# [Data entries]
========================================
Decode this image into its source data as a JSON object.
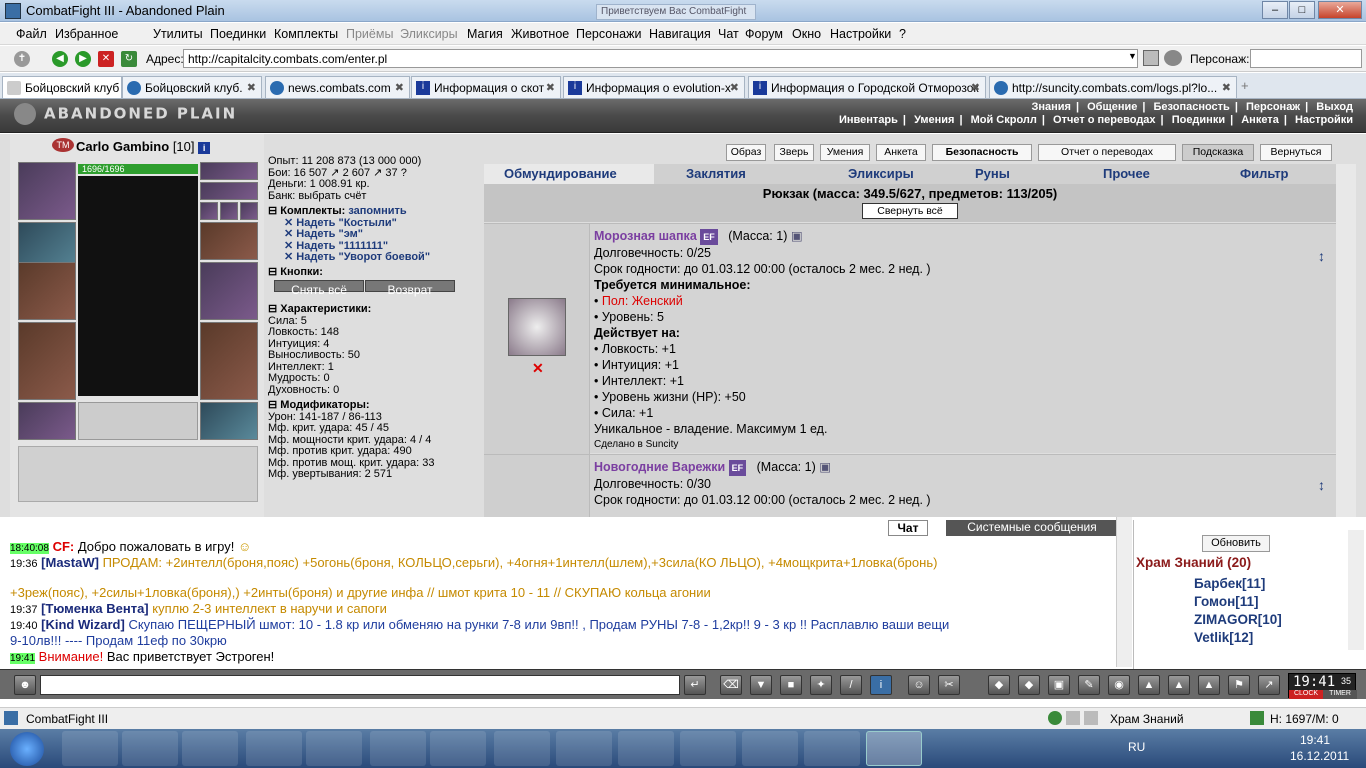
{
  "window": {
    "title": "CombatFight III - Abandoned Plain",
    "ghost_tab": "Приветствуем Вас CombatFight"
  },
  "menu": [
    "Файл",
    "Избранное",
    "Утилиты",
    "Поединки",
    "Комплекты",
    "Приёмы",
    "Эликсиры",
    "Магия",
    "Животное",
    "Персонажи",
    "Навигация",
    "Чат",
    "Форум",
    "Окно",
    "Настройки",
    "?"
  ],
  "address": {
    "label": "Адрес:",
    "url": "http://capitalcity.combats.com/enter.pl",
    "persona_label": "Персонаж:"
  },
  "tabs": [
    {
      "label": "Бойцовский клуб"
    },
    {
      "label": "Бойцовский клуб."
    },
    {
      "label": "news.combats.com"
    },
    {
      "label": "Информация о скот"
    },
    {
      "label": "Информация о evolution-x"
    },
    {
      "label": "Информация о Городской Отморозок"
    },
    {
      "label": "http://suncity.combats.com/logs.pl?lo..."
    }
  ],
  "game": {
    "logo": "ABANDONED PLAIN",
    "topnav1": [
      "Знания",
      "Общение",
      "Безопасность",
      "Персонаж",
      "Выход"
    ],
    "topnav2": [
      "Инвентарь",
      "Умения",
      "Мой Скролл",
      "Отчет о переводах",
      "Поединки",
      "Анкета",
      "Настройки"
    ],
    "char": {
      "name": "Carlo Gambino",
      "level": "[10]",
      "hp": "1696/1696"
    },
    "stats": {
      "exp": "Опыт: 11 208 873 (13 000 000)",
      "fights": "Бои: 16 507 ↗ 2 607 ↗ 37 ?",
      "money": "Деньги: 1 008.91 кр.",
      "bank": "Банк: выбрать счёт",
      "sets_title": "Комплекты:",
      "remember": "запомнить",
      "sets": [
        "Надеть \"Костыли\"",
        "Надеть \"эм\"",
        "Надеть \"1111111\"",
        "Надеть \"Уворот боевой\""
      ],
      "buttons_title": "Кнопки:",
      "btn_remove": "Снять всё",
      "btn_return": "Возврат",
      "char_title": "Характеристики:",
      "chars": [
        "Сила: 5",
        "Ловкость: 148",
        "Интуиция: 4",
        "Выносливость: 50",
        "Интеллект: 1",
        "Мудрость: 0",
        "Духовность: 0"
      ],
      "mod_title": "Модификаторы:",
      "mods": [
        "Урон: 141-187 / 86-113",
        "Мф. крит. удара: 45 / 45",
        "Мф. мощности крит. удара: 4 / 4",
        "Мф. против крит. удара: 490",
        "Мф. против мощ. крит. удара: 33",
        "Мф. увертывания: 2 571"
      ]
    },
    "toolbuttons": [
      "Образ",
      "Зверь",
      "Умения",
      "Анкета",
      "Безопасность",
      "Отчет о переводах",
      "Подсказка",
      "Вернуться"
    ],
    "inv_tabs": [
      "Обмундирование",
      "Заклятия",
      "Эликсиры",
      "Руны",
      "Прочее",
      "Фильтр"
    ],
    "backpack": "Рюкзак (масса: 349.5/627, предметов: 113/205)",
    "collapse": "Свернуть всё",
    "item1": {
      "name": "Морозная шапка",
      "badge": "EF",
      "mass": "(Масса: 1)",
      "lines": [
        "Долговечность: 0/25",
        "Срок годности: до 01.03.12 00:00 (осталось 2 мес. 2 нед. )"
      ],
      "req_title": "Требуется минимальное:",
      "req": [
        "Пол: Женский",
        "Уровень: 5"
      ],
      "acts_title": "Действует на:",
      "acts": [
        "Ловкость: +1",
        "Интуиция: +1",
        "Интеллект: +1",
        "Уровень жизни (HP): +50",
        "Сила: +1"
      ],
      "unique": "Уникальное - владение. Максимум 1 ед.",
      "made": "Сделано в Suncity"
    },
    "item2": {
      "name": "Новогодние Варежки",
      "badge": "EF",
      "mass": "(Масса: 1)",
      "lines": [
        "Долговечность: 0/30",
        "Срок годности: до 01.03.12 00:00 (осталось 2 мес. 2 нед. )"
      ]
    }
  },
  "chat": {
    "tab_chat": "Чат",
    "tab_sys": "Системные сообщения",
    "lines": [
      {
        "time": "18:40:08",
        "who": "CF:",
        "text": "Добро пожаловать в игру!"
      },
      {
        "time": "19:36",
        "who": "[MastaW]",
        "text": "ПРОДАМ: +2интелл(броня,пояс) +5огонь(броня, КОЛЬЦО,серьги), +4огня+1интелл(шлем),+3сила(КО ЛЬЦО), +4мощкрита+1ловка(бронь)"
      },
      {
        "time": "",
        "who": "",
        "text": "+3реж(пояс), +2силы+1ловка(броня),) +2инты(броня) и другие инфа // шмот крита 10 - 11 // СКУПАЮ кольца агонии"
      },
      {
        "time": "19:37",
        "who": "[Тюменка Вента]",
        "text": "куплю 2-3 интеллект в наручи и сапоги"
      },
      {
        "time": "19:40",
        "who": "[Kind Wizard]",
        "text": "Скупаю ПЕЩЕРНЫЙ шмот: 10 - 1.8 кр или обменяю на рунки 7-8 или 9вп!! , Продам РУНЫ 7-8 - 1,2кр!! 9 - 3 кр !! Расплавлю ваши вещи"
      },
      {
        "time": "",
        "who": "",
        "text": "9-10лв!!! ---- Продам 11еф по 30крю"
      },
      {
        "time": "19:41",
        "who": "Внимание!",
        "text": "Вас приветствует Эстроген!"
      }
    ],
    "refresh": "Обновить",
    "room": "Храм Знаний (20)",
    "users": [
      "Барбек[11]",
      "Гомон[11]",
      "ZIMAGOR[10]",
      "Vetlik[12]"
    ]
  },
  "clock": {
    "time": "19:41",
    "sec": "35",
    "clock_label": "CLOCK",
    "timer_label": "TIMER"
  },
  "status": {
    "app": "CombatFight III",
    "room": "Храм Знаний",
    "hp": "H: 1697/M: 0"
  },
  "taskbar": {
    "lang": "RU",
    "time": "19:41",
    "date": "16.12.2011"
  }
}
========================================
# [What needs to be done]
How many lines of the data hold the string "броня"? Reply with the number alone.

# [Correct output]
2